**EXERCISE PROMPT**
Give the listing again exactly, omitting its images.

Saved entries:

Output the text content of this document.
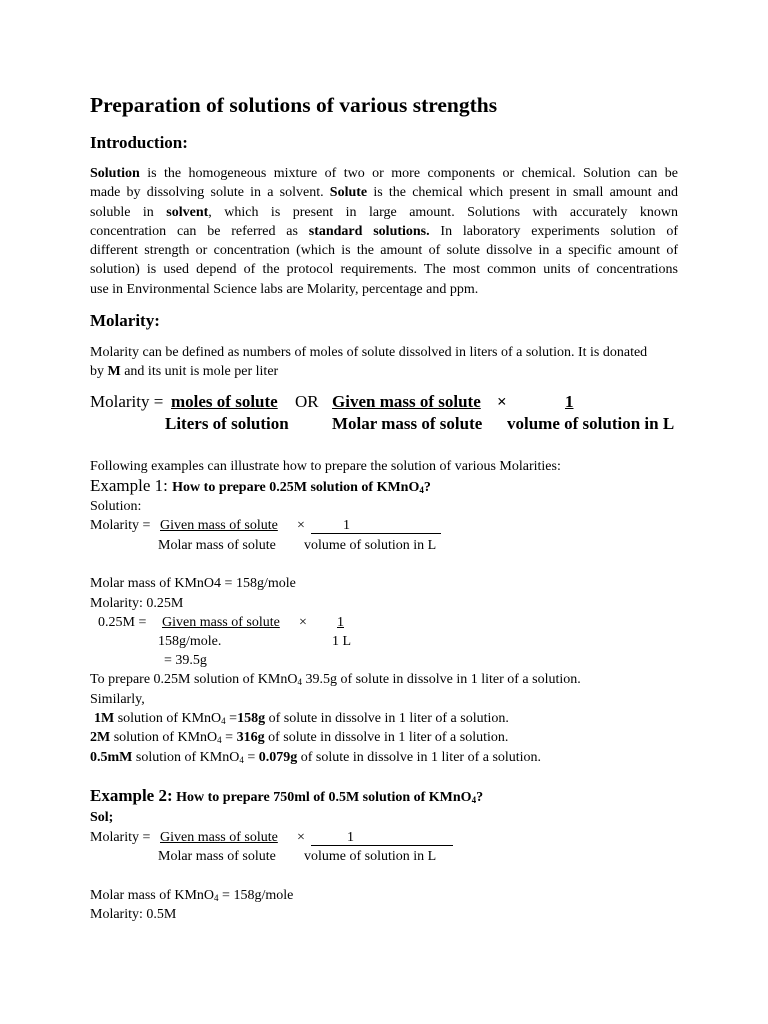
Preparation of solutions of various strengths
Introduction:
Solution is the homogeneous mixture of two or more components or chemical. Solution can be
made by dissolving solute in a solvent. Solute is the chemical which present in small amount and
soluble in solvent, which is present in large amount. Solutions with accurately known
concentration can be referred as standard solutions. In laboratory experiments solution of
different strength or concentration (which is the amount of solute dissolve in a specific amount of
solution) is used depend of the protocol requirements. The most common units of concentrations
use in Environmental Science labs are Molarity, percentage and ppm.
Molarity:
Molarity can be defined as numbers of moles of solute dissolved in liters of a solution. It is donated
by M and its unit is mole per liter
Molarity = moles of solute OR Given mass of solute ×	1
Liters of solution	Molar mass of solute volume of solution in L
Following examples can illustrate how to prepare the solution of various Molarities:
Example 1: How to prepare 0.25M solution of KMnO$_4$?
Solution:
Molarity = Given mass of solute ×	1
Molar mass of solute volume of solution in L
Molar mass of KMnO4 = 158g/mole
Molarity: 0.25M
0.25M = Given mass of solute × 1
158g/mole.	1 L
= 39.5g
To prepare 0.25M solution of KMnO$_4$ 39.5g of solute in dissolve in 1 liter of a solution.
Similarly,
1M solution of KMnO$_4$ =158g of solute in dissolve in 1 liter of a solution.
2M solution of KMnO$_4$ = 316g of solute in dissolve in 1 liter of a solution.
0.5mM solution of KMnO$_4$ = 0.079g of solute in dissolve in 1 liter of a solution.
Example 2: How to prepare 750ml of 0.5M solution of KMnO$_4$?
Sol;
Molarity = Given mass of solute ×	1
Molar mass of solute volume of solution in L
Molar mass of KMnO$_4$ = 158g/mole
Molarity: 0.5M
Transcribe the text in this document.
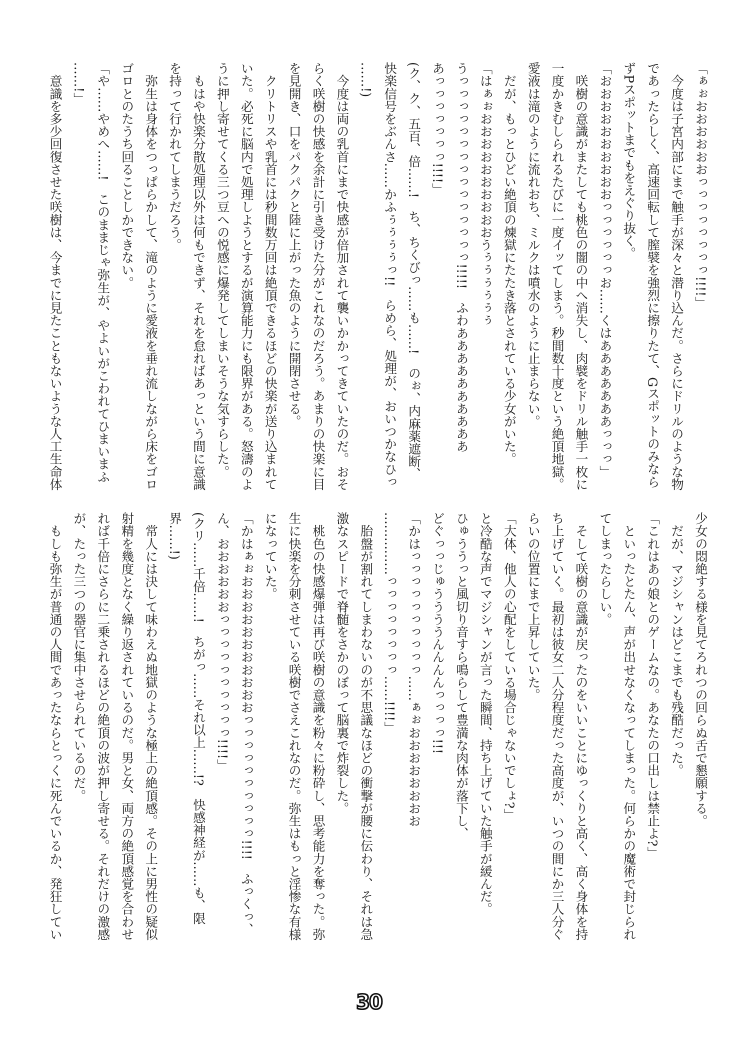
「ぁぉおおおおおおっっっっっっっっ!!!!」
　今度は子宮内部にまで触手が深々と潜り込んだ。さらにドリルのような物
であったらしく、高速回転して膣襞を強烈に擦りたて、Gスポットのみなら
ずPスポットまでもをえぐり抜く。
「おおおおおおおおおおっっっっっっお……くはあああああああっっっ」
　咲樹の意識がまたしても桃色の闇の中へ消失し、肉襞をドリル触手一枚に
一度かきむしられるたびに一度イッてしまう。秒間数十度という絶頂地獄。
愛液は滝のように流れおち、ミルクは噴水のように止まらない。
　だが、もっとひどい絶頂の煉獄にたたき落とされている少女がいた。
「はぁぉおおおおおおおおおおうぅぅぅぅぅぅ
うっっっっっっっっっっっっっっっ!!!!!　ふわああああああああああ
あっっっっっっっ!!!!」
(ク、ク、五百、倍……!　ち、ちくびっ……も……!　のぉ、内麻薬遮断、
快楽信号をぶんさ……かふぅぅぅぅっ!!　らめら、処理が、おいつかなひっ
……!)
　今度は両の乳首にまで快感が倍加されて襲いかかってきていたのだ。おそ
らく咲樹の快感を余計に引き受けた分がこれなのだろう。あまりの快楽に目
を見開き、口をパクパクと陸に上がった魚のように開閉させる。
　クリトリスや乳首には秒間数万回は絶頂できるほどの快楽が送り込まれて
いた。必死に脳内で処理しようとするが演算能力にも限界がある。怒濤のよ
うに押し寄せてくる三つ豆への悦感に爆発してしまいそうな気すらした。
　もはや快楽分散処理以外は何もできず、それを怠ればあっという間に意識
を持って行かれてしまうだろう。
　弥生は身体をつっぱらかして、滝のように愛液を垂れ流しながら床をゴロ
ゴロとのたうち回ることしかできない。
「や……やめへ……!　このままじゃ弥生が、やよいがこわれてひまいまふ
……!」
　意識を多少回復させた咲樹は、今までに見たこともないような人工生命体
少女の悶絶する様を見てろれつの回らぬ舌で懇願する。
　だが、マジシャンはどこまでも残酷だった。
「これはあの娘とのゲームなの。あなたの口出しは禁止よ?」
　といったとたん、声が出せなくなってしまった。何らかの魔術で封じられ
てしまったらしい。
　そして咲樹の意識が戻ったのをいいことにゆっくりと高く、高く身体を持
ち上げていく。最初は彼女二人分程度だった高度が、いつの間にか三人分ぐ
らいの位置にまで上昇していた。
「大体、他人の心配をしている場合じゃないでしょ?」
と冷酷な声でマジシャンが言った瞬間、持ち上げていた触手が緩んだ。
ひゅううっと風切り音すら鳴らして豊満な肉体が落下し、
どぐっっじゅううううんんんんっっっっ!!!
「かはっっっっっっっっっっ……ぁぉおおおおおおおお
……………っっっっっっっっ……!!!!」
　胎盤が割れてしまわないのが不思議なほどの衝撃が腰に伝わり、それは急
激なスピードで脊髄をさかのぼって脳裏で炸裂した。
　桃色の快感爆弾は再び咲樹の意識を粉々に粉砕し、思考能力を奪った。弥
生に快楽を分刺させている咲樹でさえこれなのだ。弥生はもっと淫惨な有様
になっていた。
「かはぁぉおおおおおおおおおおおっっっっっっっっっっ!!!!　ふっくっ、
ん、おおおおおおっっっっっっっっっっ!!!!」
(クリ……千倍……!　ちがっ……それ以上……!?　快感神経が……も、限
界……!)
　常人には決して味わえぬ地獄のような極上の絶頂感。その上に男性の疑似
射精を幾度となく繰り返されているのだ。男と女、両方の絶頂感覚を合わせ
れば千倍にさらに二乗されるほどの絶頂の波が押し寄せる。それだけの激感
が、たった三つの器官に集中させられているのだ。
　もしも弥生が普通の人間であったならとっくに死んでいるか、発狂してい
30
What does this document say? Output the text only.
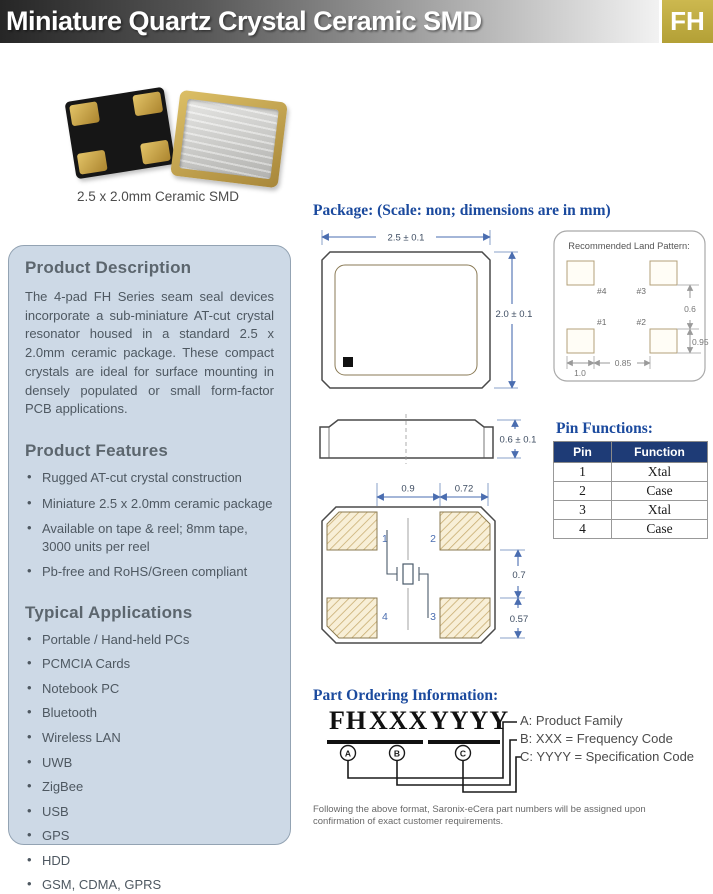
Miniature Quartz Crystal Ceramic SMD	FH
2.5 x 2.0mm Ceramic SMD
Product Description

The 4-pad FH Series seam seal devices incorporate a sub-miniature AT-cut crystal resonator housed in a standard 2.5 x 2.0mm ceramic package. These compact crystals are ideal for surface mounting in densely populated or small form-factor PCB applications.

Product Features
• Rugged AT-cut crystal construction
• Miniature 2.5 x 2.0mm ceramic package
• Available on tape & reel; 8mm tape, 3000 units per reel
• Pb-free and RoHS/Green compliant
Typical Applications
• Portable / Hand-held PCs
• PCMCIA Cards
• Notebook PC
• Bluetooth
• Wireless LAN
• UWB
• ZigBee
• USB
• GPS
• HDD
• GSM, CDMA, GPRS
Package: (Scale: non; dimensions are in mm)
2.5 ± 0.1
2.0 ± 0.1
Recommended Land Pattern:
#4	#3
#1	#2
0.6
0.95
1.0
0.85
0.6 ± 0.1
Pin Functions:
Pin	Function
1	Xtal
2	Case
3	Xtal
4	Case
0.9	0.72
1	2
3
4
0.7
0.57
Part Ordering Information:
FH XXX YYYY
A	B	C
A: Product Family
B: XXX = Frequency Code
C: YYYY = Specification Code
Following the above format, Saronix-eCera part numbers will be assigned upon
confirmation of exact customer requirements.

**CORRECT OUTPUT**
Output the text content of this document.
Preparation of solutions of various strengths
Introduction:
Solution is the homogeneous mixture of two or more components or chemical. Solution can be
made by dissolving solute in a solvent. Solute is the chemical which present in small amount and
soluble in solvent, which is present in large amount. Solutions with accurately known
concentration can be referred as standard solutions. In laboratory experiments solution of
different strength or concentration (which is the amount of solute dissolve in a specific amount of
solution) is used depend of the protocol requirements. The most common units of concentrations
use in Environmental Science labs are Molarity, percentage and ppm.
Molarity:
Molarity can be defined as numbers of moles of solute dissolved in liters of a solution. It is donated
by M and its unit is mole per liter
Molarity = moles of solute OR Given mass of solute ×	1
Liters of solution	Molar mass of solute volume of solution in L
Following examples can illustrate how to prepare the solution of various Molarities:
Example 1: How to prepare 0.25M solution of KMnO$_4$?
Solution:
Molarity = Given mass of solute ×	1
Molar mass of solute volume of solution in L
Molar mass of KMnO4 = 158g/mole
Molarity: 0.25M
0.25M = Given mass of solute × 1
158g/mole.	1 L
= 39.5g
To prepare 0.25M solution of KMnO$_4$ 39.5g of solute in dissolve in 1 liter of a solution.
Similarly,
1M solution of KMnO$_4$ =158g of solute in dissolve in 1 liter of a solution.
2M solution of KMnO$_4$ = 316g of solute in dissolve in 1 liter of a solution.
0.5mM solution of KMnO$_4$ = 0.079g of solute in dissolve in 1 liter of a solution.
Example 2: How to prepare 750ml of 0.5M solution of KMnO$_4$?
Sol;
Molarity = Given mass of solute ×	1
Molar mass of solute volume of solution in L
Molar mass of KMnO$_4$ = 158g/mole
Molarity: 0.5M
Transcribe the text in this document.
「ぁぉおおおおおおっっっっっっっっ!!!!」
　今度は子宮内部にまで触手が深々と潜り込んだ。さらにドリルのような物
であったらしく、高速回転して膣襞を強烈に擦りたて、Gスポットのみなら
ずPスポットまでもをえぐり抜く。
「おおおおおおおおおおっっっっっっお……くはあああああああっっっ」
　咲樹の意識がまたしても桃色の闇の中へ消失し、肉襞をドリル触手一枚に
一度かきむしられるたびに一度イッてしまう。秒間数十度という絶頂地獄。
愛液は滝のように流れおち、ミルクは噴水のように止まらない。
　だが、もっとひどい絶頂の煉獄にたたき落とされている少女がいた。
「はぁぉおおおおおおおおおおうぅぅぅぅぅぅ
うっっっっっっっっっっっっっっっ!!!!!　ふわああああああああああ
あっっっっっっっ!!!!」
(ク、ク、五百、倍……!　ち、ちくびっ……も……!　のぉ、内麻薬遮断、
快楽信号をぶんさ……かふぅぅぅぅっ!!　らめら、処理が、おいつかなひっ
……!)
　今度は両の乳首にまで快感が倍加されて襲いかかってきていたのだ。おそ
らく咲樹の快感を余計に引き受けた分がこれなのだろう。あまりの快楽に目
を見開き、口をパクパクと陸に上がった魚のように開閉させる。
　クリトリスや乳首には秒間数万回は絶頂できるほどの快楽が送り込まれて
いた。必死に脳内で処理しようとするが演算能力にも限界がある。怒濤のよ
うに押し寄せてくる三つ豆への悦感に爆発してしまいそうな気すらした。
　もはや快楽分散処理以外は何もできず、それを怠ればあっという間に意識
を持って行かれてしまうだろう。
　弥生は身体をつっぱらかして、滝のように愛液を垂れ流しながら床をゴロ
ゴロとのたうち回ることしかできない。
「や……やめへ……!　このままじゃ弥生が、やよいがこわれてひまいまふ
……!」
　意識を多少回復させた咲樹は、今までに見たこともないような人工生命体
少女の悶絶する様を見てろれつの回らぬ舌で懇願する。
　だが、マジシャンはどこまでも残酷だった。
「これはあの娘とのゲームなの。あなたの口出しは禁止よ?」
　といったとたん、声が出せなくなってしまった。何らかの魔術で封じられ
てしまったらしい。
　そして咲樹の意識が戻ったのをいいことにゆっくりと高く、高く身体を持
ち上げていく。最初は彼女二人分程度だった高度が、いつの間にか三人分ぐ
らいの位置にまで上昇していた。
「大体、他人の心配をしている場合じゃないでしょ?」
と冷酷な声でマジシャンが言った瞬間、持ち上げていた触手が緩んだ。
ひゅううっと風切り音すら鳴らして豊満な肉体が落下し、
どぐっっじゅううううんんんんっっっっ!!!
「かはっっっっっっっっっっ……ぁぉおおおおおおおお
……………っっっっっっっっ……!!!!」
　胎盤が割れてしまわないのが不思議なほどの衝撃が腰に伝わり、それは急
激なスピードで脊髄をさかのぼって脳裏で炸裂した。
　桃色の快感爆弾は再び咲樹の意識を粉々に粉砕し、思考能力を奪った。弥
生に快楽を分刺させている咲樹でさえこれなのだ。弥生はもっと淫惨な有様
になっていた。
「かはぁぉおおおおおおおおおおおっっっっっっっっっっ!!!!　ふっくっ、
ん、おおおおおおっっっっっっっっっっ!!!!」
(クリ……千倍……!　ちがっ……それ以上……!?　快感神経が……も、限
界……!)
　常人には決して味わえぬ地獄のような極上の絶頂感。その上に男性の疑似
射精を幾度となく繰り返されているのだ。男と女、両方の絶頂感覚を合わせ
れば千倍にさらに二乗されるほどの絶頂の波が押し寄せる。それだけの激感
が、たった三つの器官に集中させられているのだ。
　もしも弥生が普通の人間であったならとっくに死んでいるか、発狂してい
30
What does this document say? Output the text only.
Miniature Quartz Crystal Ceramic SMD	FH
2.5 x 2.0mm Ceramic SMD
Product Description

The 4-pad FH Series seam seal devices incorporate a sub-miniature AT-cut crystal resonator housed in a standard 2.5 x 2.0mm ceramic package. These compact crystals are ideal for surface mounting in densely populated or small form-factor PCB applications.

Product Features
• Rugged AT-cut crystal construction
• Miniature 2.5 x 2.0mm ceramic package
• Available on tape & reel; 8mm tape, 3000 units per reel
• Pb-free and RoHS/Green compliant
Typical Applications
• Portable / Hand-held PCs
• PCMCIA Cards
• Notebook PC
• Bluetooth
• Wireless LAN
• UWB
• ZigBee
• USB
• GPS
• HDD
• GSM, CDMA, GPRS
Package: (Scale: non; dimensions are in mm)
2.5 ± 0.1
2.0 ± 0.1
Recommended Land Pattern:
#4	#3
#1	#2
0.6
0.95
1.0
0.85
0.6 ± 0.1
Pin Functions:
Pin	Function
1	Xtal
2	Case
3	Xtal
4	Case
0.9	0.72
1	2
3
4
0.7
0.57
Part Ordering Information:
FH XXX YYYY
A	B	C
A: Product Family
B: XXX = Frequency Code
C: YYYY = Specification Code
Following the above format, Saronix-eCera part numbers will be assigned upon
confirmation of exact customer requirements.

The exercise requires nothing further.